### Directions
Below are some records; give them all again exactly, but not the pictures.

### Input records

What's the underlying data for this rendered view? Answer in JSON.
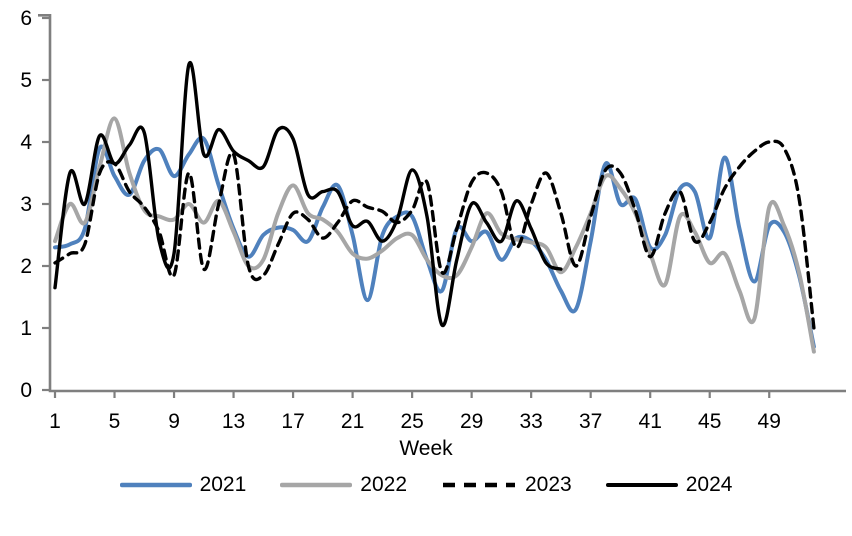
{
  "chart_data": {
    "type": "line",
    "title": "",
    "xlabel": "Week",
    "x_ticks": [
      1,
      5,
      9,
      13,
      17,
      21,
      25,
      29,
      33,
      37,
      41,
      45,
      49
    ],
    "y_ticks": [
      0,
      1,
      2,
      3,
      4,
      5,
      6
    ],
    "xlim": [
      1,
      52
    ],
    "ylim": [
      0,
      6
    ],
    "grid": false,
    "legend_position": "bottom",
    "axis_color": "#7f7f7f",
    "text_color": "#000000",
    "series": [
      {
        "name": "2021",
        "color": "#4F81BD",
        "style": "solid",
        "width": 4,
        "start_week": 1,
        "values": [
          2.3,
          2.35,
          2.6,
          3.9,
          3.45,
          3.15,
          3.7,
          3.88,
          3.45,
          3.8,
          4.05,
          3.3,
          2.6,
          2.15,
          2.5,
          2.62,
          2.58,
          2.4,
          2.95,
          3.3,
          2.5,
          1.45,
          2.5,
          2.8,
          2.8,
          2.1,
          1.6,
          2.6,
          2.4,
          2.55,
          2.1,
          2.45,
          2.4,
          2.1,
          1.6,
          1.3,
          2.4,
          3.65,
          3.0,
          3.08,
          2.3,
          2.5,
          3.25,
          3.2,
          2.45,
          3.75,
          2.6,
          1.75,
          2.65,
          2.55,
          1.85,
          0.7
        ]
      },
      {
        "name": "2022",
        "color": "#A6A6A6",
        "style": "solid",
        "width": 4,
        "start_week": 1,
        "values": [
          2.4,
          3.0,
          2.7,
          3.6,
          4.38,
          3.5,
          2.9,
          2.8,
          2.75,
          3.0,
          2.7,
          3.05,
          2.55,
          2.0,
          2.1,
          2.85,
          3.3,
          2.85,
          2.75,
          2.55,
          2.2,
          2.12,
          2.25,
          2.45,
          2.5,
          2.1,
          1.85,
          1.85,
          2.3,
          2.85,
          2.52,
          2.43,
          2.38,
          2.3,
          1.9,
          2.3,
          2.85,
          3.45,
          3.25,
          2.85,
          2.2,
          1.7,
          2.8,
          2.55,
          2.05,
          2.2,
          1.6,
          1.15,
          2.95,
          2.65,
          1.9,
          0.62
        ]
      },
      {
        "name": "2023",
        "color": "#000000",
        "style": "dashed",
        "width": 3.4,
        "start_week": 1,
        "values": [
          2.05,
          2.2,
          2.35,
          3.5,
          3.65,
          3.2,
          2.95,
          2.55,
          1.85,
          3.5,
          1.95,
          3.0,
          3.8,
          2.0,
          1.85,
          2.35,
          2.85,
          2.75,
          2.45,
          2.7,
          3.05,
          2.95,
          2.88,
          2.7,
          2.9,
          3.35,
          1.9,
          2.6,
          3.35,
          3.5,
          3.2,
          2.3,
          3.0,
          3.5,
          2.85,
          2.0,
          2.8,
          3.55,
          3.5,
          2.9,
          2.15,
          2.85,
          3.2,
          2.4,
          2.7,
          3.25,
          3.6,
          3.85,
          4.0,
          3.9,
          3.1,
          1.0
        ]
      },
      {
        "name": "2024",
        "color": "#000000",
        "style": "solid",
        "width": 3.4,
        "start_week": 1,
        "values": [
          1.65,
          3.5,
          3.0,
          4.1,
          3.65,
          3.95,
          4.15,
          2.4,
          2.2,
          5.25,
          3.8,
          4.2,
          3.85,
          3.7,
          3.6,
          4.2,
          4.05,
          3.15,
          3.2,
          3.2,
          2.65,
          2.72,
          2.4,
          2.75,
          3.55,
          2.8,
          1.05,
          2.1,
          3.0,
          2.7,
          2.4,
          3.05,
          2.6,
          2.05,
          1.95
        ]
      }
    ]
  },
  "legend": {
    "items": [
      {
        "label": "2021"
      },
      {
        "label": "2022"
      },
      {
        "label": "2023"
      },
      {
        "label": "2024"
      }
    ]
  }
}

### Answer in full
What's the underlying data for this rendered view? Answer in JSON.
{
  "chart_data": {
    "type": "line",
    "title": "",
    "xlabel": "Week",
    "x_ticks": [
      1,
      5,
      9,
      13,
      17,
      21,
      25,
      29,
      33,
      37,
      41,
      45,
      49
    ],
    "y_ticks": [
      0,
      1,
      2,
      3,
      4,
      5,
      6
    ],
    "xlim": [
      1,
      52
    ],
    "ylim": [
      0,
      6
    ],
    "grid": false,
    "legend_position": "bottom",
    "axis_color": "#7f7f7f",
    "text_color": "#000000",
    "series": [
      {
        "name": "2021",
        "color": "#4F81BD",
        "style": "solid",
        "width": 4,
        "start_week": 1,
        "values": [
          2.3,
          2.35,
          2.6,
          3.9,
          3.45,
          3.15,
          3.7,
          3.88,
          3.45,
          3.8,
          4.05,
          3.3,
          2.6,
          2.15,
          2.5,
          2.62,
          2.58,
          2.4,
          2.95,
          3.3,
          2.5,
          1.45,
          2.5,
          2.8,
          2.8,
          2.1,
          1.6,
          2.6,
          2.4,
          2.55,
          2.1,
          2.45,
          2.4,
          2.1,
          1.6,
          1.3,
          2.4,
          3.65,
          3.0,
          3.08,
          2.3,
          2.5,
          3.25,
          3.2,
          2.45,
          3.75,
          2.6,
          1.75,
          2.65,
          2.55,
          1.85,
          0.7
        ]
      },
      {
        "name": "2022",
        "color": "#A6A6A6",
        "style": "solid",
        "width": 4,
        "start_week": 1,
        "values": [
          2.4,
          3.0,
          2.7,
          3.6,
          4.38,
          3.5,
          2.9,
          2.8,
          2.75,
          3.0,
          2.7,
          3.05,
          2.55,
          2.0,
          2.1,
          2.85,
          3.3,
          2.85,
          2.75,
          2.55,
          2.2,
          2.12,
          2.25,
          2.45,
          2.5,
          2.1,
          1.85,
          1.85,
          2.3,
          2.85,
          2.52,
          2.43,
          2.38,
          2.3,
          1.9,
          2.3,
          2.85,
          3.45,
          3.25,
          2.85,
          2.2,
          1.7,
          2.8,
          2.55,
          2.05,
          2.2,
          1.6,
          1.15,
          2.95,
          2.65,
          1.9,
          0.62
        ]
      },
      {
        "name": "2023",
        "color": "#000000",
        "style": "dashed",
        "width": 3.4,
        "start_week": 1,
        "values": [
          2.05,
          2.2,
          2.35,
          3.5,
          3.65,
          3.2,
          2.95,
          2.55,
          1.85,
          3.5,
          1.95,
          3.0,
          3.8,
          2.0,
          1.85,
          2.35,
          2.85,
          2.75,
          2.45,
          2.7,
          3.05,
          2.95,
          2.88,
          2.7,
          2.9,
          3.35,
          1.9,
          2.6,
          3.35,
          3.5,
          3.2,
          2.3,
          3.0,
          3.5,
          2.85,
          2.0,
          2.8,
          3.55,
          3.5,
          2.9,
          2.15,
          2.85,
          3.2,
          2.4,
          2.7,
          3.25,
          3.6,
          3.85,
          4.0,
          3.9,
          3.1,
          1.0
        ]
      },
      {
        "name": "2024",
        "color": "#000000",
        "style": "solid",
        "width": 3.4,
        "start_week": 1,
        "values": [
          1.65,
          3.5,
          3.0,
          4.1,
          3.65,
          3.95,
          4.15,
          2.4,
          2.2,
          5.25,
          3.8,
          4.2,
          3.85,
          3.7,
          3.6,
          4.2,
          4.05,
          3.15,
          3.2,
          3.2,
          2.65,
          2.72,
          2.4,
          2.75,
          3.55,
          2.8,
          1.05,
          2.1,
          3.0,
          2.7,
          2.4,
          3.05,
          2.6,
          2.05,
          1.95
        ]
      }
    ]
  },
  "legend": {
    "items": [
      {
        "label": "2021"
      },
      {
        "label": "2022"
      },
      {
        "label": "2023"
      },
      {
        "label": "2024"
      }
    ]
  }
}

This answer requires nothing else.